[Work request] Your task is to write out the complete listing exactly as it is shown.

==== Provided records ====

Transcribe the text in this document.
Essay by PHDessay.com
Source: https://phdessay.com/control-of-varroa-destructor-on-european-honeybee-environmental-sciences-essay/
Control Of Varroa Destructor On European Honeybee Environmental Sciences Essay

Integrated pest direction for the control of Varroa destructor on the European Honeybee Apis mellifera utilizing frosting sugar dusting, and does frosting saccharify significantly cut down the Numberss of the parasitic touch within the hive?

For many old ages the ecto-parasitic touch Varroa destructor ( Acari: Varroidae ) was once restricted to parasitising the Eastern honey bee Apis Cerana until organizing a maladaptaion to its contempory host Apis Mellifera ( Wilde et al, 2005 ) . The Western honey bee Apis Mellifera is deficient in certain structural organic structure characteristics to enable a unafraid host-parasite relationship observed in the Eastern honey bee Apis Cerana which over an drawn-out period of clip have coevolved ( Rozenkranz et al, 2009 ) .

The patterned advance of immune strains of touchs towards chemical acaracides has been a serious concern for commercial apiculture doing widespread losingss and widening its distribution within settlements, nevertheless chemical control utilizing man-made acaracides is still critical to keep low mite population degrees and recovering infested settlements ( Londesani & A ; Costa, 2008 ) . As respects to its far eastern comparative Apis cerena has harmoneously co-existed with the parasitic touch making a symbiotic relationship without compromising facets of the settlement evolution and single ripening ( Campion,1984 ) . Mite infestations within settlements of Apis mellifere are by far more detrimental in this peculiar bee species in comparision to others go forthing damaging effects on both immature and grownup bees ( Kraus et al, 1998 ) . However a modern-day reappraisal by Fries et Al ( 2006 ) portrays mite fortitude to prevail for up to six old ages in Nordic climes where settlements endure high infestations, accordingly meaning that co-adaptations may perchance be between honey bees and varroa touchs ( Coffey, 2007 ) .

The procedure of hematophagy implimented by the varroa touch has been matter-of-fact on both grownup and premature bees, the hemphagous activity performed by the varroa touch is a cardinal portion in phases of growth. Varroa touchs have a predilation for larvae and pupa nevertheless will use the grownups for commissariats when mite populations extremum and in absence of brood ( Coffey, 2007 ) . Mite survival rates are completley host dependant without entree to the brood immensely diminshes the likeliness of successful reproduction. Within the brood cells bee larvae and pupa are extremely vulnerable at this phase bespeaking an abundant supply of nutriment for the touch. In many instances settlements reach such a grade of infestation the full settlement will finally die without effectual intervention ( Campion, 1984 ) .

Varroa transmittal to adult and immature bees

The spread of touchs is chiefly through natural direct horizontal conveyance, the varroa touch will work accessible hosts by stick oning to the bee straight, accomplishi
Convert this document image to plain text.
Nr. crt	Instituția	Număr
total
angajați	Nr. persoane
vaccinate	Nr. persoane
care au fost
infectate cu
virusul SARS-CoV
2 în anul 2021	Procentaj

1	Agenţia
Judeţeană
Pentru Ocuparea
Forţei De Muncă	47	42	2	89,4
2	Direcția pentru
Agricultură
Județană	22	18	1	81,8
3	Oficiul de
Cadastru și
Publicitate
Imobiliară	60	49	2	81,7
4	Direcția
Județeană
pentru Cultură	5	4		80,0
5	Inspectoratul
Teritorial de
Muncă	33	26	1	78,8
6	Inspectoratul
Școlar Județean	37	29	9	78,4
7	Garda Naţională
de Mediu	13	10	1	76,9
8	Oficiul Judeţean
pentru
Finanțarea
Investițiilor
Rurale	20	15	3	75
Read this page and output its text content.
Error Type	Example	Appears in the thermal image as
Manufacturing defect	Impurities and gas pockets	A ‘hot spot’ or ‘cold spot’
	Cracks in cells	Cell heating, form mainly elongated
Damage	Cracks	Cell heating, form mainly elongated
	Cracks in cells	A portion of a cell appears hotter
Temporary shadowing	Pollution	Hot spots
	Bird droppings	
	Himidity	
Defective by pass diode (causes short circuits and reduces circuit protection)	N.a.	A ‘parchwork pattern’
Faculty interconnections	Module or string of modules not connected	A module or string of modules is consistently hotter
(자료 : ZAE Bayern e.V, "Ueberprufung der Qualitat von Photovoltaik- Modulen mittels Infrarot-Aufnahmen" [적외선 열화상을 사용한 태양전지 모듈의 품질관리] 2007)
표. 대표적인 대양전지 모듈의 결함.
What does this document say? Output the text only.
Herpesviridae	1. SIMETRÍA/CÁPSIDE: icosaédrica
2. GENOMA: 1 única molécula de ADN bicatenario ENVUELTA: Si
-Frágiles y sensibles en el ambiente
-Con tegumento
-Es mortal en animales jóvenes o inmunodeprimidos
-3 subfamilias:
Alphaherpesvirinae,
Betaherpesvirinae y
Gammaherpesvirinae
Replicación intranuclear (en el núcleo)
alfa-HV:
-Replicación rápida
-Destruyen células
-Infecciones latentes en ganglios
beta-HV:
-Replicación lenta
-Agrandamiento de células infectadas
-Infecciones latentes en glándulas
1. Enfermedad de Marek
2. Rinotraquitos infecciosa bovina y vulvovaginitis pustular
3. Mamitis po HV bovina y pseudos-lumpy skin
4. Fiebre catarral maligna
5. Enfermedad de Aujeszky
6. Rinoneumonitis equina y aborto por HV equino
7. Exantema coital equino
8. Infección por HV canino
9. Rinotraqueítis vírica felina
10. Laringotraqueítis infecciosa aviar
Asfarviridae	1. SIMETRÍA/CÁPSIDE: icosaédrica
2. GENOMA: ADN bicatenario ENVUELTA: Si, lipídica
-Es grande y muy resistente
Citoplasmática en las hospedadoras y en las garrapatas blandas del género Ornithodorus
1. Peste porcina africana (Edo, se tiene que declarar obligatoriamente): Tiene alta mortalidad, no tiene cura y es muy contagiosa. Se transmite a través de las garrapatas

====

[Output for this task]
Transcribe the text in this document.
Essay by PHDessay.com
Source: https://phdessay.com/control-of-varroa-destructor-on-european-honeybee-environmental-sciences-essay/
Control Of Varroa Destructor On European Honeybee Environmental Sciences Essay

Integrated pest direction for the control of Varroa destructor on the European Honeybee Apis mellifera utilizing frosting sugar dusting, and does frosting saccharify significantly cut down the Numberss of the parasitic touch within the hive?

For many old ages the ecto-parasitic touch Varroa destructor ( Acari: Varroidae ) was once restricted to parasitising the Eastern honey bee Apis Cerana until organizing a maladaptaion to its contempory host Apis Mellifera ( Wilde et al, 2005 ) . The Western honey bee Apis Mellifera is deficient in certain structural organic structure characteristics to enable a unafraid host-parasite relationship observed in the Eastern honey bee Apis Cerana which over an drawn-out period of clip have coevolved ( Rozenkranz et al, 2009 ) .

The patterned advance of immune strains of touchs towards chemical acaracides has been a serious concern for commercial apiculture doing widespread losingss and widening its distribution within settlements, nevertheless chemical control utilizing man-made acaracides is still critical to keep low mite population degrees and recovering infested settlements ( Londesani & A ; Costa, 2008 ) . As respects to its far eastern comparative Apis cerena has harmoneously co-existed with the parasitic touch making a symbiotic relationship without compromising facets of the settlement evolution and single ripening ( Campion,1984 ) . Mite infestations within settlements of Apis mellifere are by far more detrimental in this peculiar bee species in comparision to others go forthing damaging effects on both immature and grownup bees ( Kraus et al, 1998 ) . However a modern-day reappraisal by Fries et Al ( 2006 ) portrays mite fortitude to prevail for up to six old ages in Nordic climes where settlements endure high infestations, accordingly meaning that co-adaptations may perchance be between honey bees and varroa touchs ( Coffey, 2007 ) .

The procedure of hematophagy implimented by the varroa touch has been matter-of-fact on both grownup and premature bees, the hemphagous activity performed by the varroa touch is a cardinal portion in phases of growth. Varroa touchs have a predilation for larvae and pupa nevertheless will use the grownups for commissariats when mite populations extremum and in absence of brood ( Coffey, 2007 ) . Mite survival rates are completley host dependant without entree to the brood immensely diminshes the likeliness of successful reproduction. Within the brood cells bee larvae and pupa are extremely vulnerable at this phase bespeaking an abundant supply of nutriment for the touch. In many instances settlements reach such a grade of infestation the full settlement will finally die without effectual intervention ( Campion, 1984 ) .

Varroa transmittal to adult and immature bees

The spread of touchs is chiefly through natural direct horizontal conveyance, the varroa touch will work accessible hosts by stick oning to the bee straight, accomplishi
Convert this document image to plain text.
Nr. crt	Instituția	Număr
total
angajați	Nr. persoane
vaccinate	Nr. persoane
care au fost
infectate cu
virusul SARS-CoV
2 în anul 2021	Procentaj

1	Agenţia
Judeţeană
Pentru Ocuparea
Forţei De Muncă	47	42	2	89,4
2	Direcția pentru
Agricultură
Județană	22	18	1	81,8
3	Oficiul de
Cadastru și
Publicitate
Imobiliară	60	49	2	81,7
4	Direcția
Județeană
pentru Cultură	5	4		80,0
5	Inspectoratul
Teritorial de
Muncă	33	26	1	78,8
6	Inspectoratul
Școlar Județean	37	29	9	78,4
7	Garda Naţională
de Mediu	13	10	1	76,9
8	Oficiul Judeţean
pentru
Finanțarea
Investițiilor
Rurale	20	15	3	75
Read this page and output its text content.
Error Type	Example	Appears in the thermal image as
Manufacturing defect	Impurities and gas pockets	A ‘hot spot’ or ‘cold spot’
	Cracks in cells	Cell heating, form mainly elongated
Damage	Cracks	Cell heating, form mainly elongated
	Cracks in cells	A portion of a cell appears hotter
Temporary shadowing	Pollution	Hot spots
	Bird droppings	
	Himidity	
Defective by pass diode (causes short circuits and reduces circuit protection)	N.a.	A ‘parchwork pattern’
Faculty interconnections	Module or string of modules not connected	A module or string of modules is consistently hotter
(자료 : ZAE Bayern e.V, "Ueberprufung der Qualitat von Photovoltaik- Modulen mittels Infrarot-Aufnahmen" [적외선 열화상을 사용한 태양전지 모듈의 품질관리] 2007)
표. 대표적인 대양전지 모듈의 결함.
What does this document say? Output the text only.
Herpesviridae	1. SIMETRÍA/CÁPSIDE: icosaédrica
2. GENOMA: 1 única molécula de ADN bicatenario ENVUELTA: Si
-Frágiles y sensibles en el ambiente
-Con tegumento
-Es mortal en animales jóvenes o inmunodeprimidos
-3 subfamilias:
Alphaherpesvirinae,
Betaherpesvirinae y
Gammaherpesvirinae
Replicación intranuclear (en el núcleo)
alfa-HV:
-Replicación rápida
-Destruyen células
-Infecciones latentes en ganglios
beta-HV:
-Replicación lenta
-Agrandamiento de células infectadas
-Infecciones latentes en glándulas
1. Enfermedad de Marek
2. Rinotraquitos infecciosa bovina y vulvovaginitis pustular
3. Mamitis po HV bovina y pseudos-lumpy skin
4. Fiebre catarral maligna
5. Enfermedad de Aujeszky
6. Rinoneumonitis equina y aborto por HV equino
7. Exantema coital equino
8. Infección por HV canino
9. Rinotraqueítis vírica felina
10. Laringotraqueítis infecciosa aviar
Asfarviridae	1. SIMETRÍA/CÁPSIDE: icosaédrica
2. GENOMA: ADN bicatenario ENVUELTA: Si, lipídica
-Es grande y muy resistente
Citoplasmática en las hospedadoras y en las garrapatas blandas del género Ornithodorus
1. Peste porcina africana (Edo, se tiene que declarar obligatoriamente): Tiene alta mortalidad, no tiene cura y es muy contagiosa. Se transmite a través de las garrapatas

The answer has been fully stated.